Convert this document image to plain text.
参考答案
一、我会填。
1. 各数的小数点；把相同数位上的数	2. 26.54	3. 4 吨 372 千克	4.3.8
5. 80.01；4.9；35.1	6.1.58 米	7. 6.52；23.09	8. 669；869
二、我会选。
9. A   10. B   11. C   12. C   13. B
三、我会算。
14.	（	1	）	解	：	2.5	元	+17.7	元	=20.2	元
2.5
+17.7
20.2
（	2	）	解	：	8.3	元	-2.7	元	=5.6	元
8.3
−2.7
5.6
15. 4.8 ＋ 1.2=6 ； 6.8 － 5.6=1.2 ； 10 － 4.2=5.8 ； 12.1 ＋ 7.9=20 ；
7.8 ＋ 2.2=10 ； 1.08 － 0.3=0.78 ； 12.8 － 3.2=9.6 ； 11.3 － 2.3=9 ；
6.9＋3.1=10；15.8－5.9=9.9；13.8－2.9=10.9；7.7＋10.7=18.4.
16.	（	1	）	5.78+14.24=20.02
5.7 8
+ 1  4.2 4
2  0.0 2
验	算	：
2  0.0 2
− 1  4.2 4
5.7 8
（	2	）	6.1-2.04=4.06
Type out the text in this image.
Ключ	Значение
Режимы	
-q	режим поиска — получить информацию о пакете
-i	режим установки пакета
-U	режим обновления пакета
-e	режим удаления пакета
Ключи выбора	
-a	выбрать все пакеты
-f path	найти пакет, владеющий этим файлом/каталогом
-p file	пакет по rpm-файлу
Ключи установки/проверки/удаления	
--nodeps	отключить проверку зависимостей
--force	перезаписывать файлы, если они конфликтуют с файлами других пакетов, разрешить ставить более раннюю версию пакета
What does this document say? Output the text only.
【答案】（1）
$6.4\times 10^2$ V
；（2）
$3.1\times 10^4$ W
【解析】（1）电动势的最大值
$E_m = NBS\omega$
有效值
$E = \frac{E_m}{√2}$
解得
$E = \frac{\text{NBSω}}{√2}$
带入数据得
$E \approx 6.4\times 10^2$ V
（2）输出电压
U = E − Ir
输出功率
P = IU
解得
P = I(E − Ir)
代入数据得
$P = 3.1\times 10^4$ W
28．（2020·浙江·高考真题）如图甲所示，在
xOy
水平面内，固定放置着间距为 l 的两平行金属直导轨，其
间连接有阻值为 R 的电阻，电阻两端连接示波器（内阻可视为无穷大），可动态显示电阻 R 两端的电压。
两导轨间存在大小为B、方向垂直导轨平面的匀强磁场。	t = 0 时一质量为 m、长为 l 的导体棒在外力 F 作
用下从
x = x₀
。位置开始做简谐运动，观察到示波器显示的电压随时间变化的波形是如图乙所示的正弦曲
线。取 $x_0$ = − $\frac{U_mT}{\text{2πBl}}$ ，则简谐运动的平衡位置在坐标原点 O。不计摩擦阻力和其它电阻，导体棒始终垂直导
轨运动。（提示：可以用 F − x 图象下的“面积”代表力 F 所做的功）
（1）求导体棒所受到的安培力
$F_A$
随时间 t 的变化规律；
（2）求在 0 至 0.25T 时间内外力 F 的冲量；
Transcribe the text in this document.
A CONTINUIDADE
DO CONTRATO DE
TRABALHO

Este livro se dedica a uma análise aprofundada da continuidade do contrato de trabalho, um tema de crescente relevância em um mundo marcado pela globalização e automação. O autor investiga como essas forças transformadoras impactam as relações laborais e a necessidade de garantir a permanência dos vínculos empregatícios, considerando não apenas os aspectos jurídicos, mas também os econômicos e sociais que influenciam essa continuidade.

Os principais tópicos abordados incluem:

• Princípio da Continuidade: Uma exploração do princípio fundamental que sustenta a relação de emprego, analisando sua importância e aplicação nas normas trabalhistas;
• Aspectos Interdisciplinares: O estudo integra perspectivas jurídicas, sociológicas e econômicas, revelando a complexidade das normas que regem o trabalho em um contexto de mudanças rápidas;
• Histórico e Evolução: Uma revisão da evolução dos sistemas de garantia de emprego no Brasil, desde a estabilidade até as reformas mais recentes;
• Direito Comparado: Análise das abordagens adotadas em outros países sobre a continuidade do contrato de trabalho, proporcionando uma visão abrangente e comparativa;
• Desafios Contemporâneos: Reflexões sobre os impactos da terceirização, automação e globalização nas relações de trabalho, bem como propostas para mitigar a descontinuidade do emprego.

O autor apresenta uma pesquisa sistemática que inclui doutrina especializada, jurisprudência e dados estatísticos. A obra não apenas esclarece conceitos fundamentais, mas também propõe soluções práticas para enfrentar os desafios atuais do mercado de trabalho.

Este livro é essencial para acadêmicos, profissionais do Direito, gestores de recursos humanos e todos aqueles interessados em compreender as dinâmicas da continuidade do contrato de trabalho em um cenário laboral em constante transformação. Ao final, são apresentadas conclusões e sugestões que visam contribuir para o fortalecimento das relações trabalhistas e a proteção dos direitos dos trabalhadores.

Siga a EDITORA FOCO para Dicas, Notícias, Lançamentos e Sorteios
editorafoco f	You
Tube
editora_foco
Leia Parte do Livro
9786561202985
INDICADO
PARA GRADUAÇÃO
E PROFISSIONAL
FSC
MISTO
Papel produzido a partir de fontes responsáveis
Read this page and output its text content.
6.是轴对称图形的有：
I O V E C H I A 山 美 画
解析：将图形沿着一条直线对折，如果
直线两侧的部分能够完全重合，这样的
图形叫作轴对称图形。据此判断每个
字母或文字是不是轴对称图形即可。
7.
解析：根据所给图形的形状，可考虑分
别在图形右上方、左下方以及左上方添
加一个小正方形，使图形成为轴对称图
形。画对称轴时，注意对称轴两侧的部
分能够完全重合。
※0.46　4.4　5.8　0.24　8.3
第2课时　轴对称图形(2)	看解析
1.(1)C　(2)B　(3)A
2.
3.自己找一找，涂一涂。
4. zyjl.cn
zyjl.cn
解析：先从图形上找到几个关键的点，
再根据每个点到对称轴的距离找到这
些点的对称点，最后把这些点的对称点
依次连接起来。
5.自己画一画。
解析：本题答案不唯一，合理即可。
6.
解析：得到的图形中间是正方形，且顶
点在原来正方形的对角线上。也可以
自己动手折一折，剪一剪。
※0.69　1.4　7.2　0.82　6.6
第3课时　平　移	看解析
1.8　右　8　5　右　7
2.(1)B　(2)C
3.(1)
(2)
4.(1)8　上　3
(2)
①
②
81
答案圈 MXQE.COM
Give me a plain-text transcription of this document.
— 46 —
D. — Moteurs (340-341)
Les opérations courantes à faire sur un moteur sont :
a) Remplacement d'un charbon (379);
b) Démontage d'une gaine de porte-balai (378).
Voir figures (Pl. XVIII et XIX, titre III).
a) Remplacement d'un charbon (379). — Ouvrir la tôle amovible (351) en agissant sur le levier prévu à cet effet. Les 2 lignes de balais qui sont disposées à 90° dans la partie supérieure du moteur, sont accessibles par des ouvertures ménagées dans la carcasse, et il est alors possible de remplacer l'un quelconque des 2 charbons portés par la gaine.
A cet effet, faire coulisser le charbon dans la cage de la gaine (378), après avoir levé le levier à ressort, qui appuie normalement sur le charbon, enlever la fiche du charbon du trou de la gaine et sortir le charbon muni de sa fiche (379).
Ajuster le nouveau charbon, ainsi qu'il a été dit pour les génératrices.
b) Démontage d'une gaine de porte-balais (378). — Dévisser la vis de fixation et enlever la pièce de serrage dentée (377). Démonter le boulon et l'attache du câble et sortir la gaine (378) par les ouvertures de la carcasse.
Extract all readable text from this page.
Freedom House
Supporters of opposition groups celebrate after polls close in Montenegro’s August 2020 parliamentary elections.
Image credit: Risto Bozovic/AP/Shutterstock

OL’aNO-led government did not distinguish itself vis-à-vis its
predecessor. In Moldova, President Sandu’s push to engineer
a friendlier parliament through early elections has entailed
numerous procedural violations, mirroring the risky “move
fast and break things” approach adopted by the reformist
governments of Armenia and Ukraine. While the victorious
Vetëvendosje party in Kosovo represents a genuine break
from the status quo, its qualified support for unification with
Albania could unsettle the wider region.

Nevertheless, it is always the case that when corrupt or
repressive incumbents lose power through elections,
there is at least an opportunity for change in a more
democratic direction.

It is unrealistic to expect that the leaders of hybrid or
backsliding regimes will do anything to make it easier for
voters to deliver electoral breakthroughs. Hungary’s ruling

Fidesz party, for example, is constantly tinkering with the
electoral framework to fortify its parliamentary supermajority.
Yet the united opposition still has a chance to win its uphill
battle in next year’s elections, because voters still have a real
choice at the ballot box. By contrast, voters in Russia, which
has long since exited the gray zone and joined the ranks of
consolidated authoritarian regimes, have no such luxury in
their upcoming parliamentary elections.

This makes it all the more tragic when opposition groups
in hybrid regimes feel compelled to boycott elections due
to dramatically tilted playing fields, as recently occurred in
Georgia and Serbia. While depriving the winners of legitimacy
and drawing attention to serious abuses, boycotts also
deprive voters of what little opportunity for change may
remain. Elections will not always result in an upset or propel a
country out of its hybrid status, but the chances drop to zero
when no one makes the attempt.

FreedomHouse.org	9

**SET TASK**
Copy in full each line that holds the word "plain".

**EXPECTED ANSWER**
Convert this document image to plain text.
Give me a plain-text transcription of this document.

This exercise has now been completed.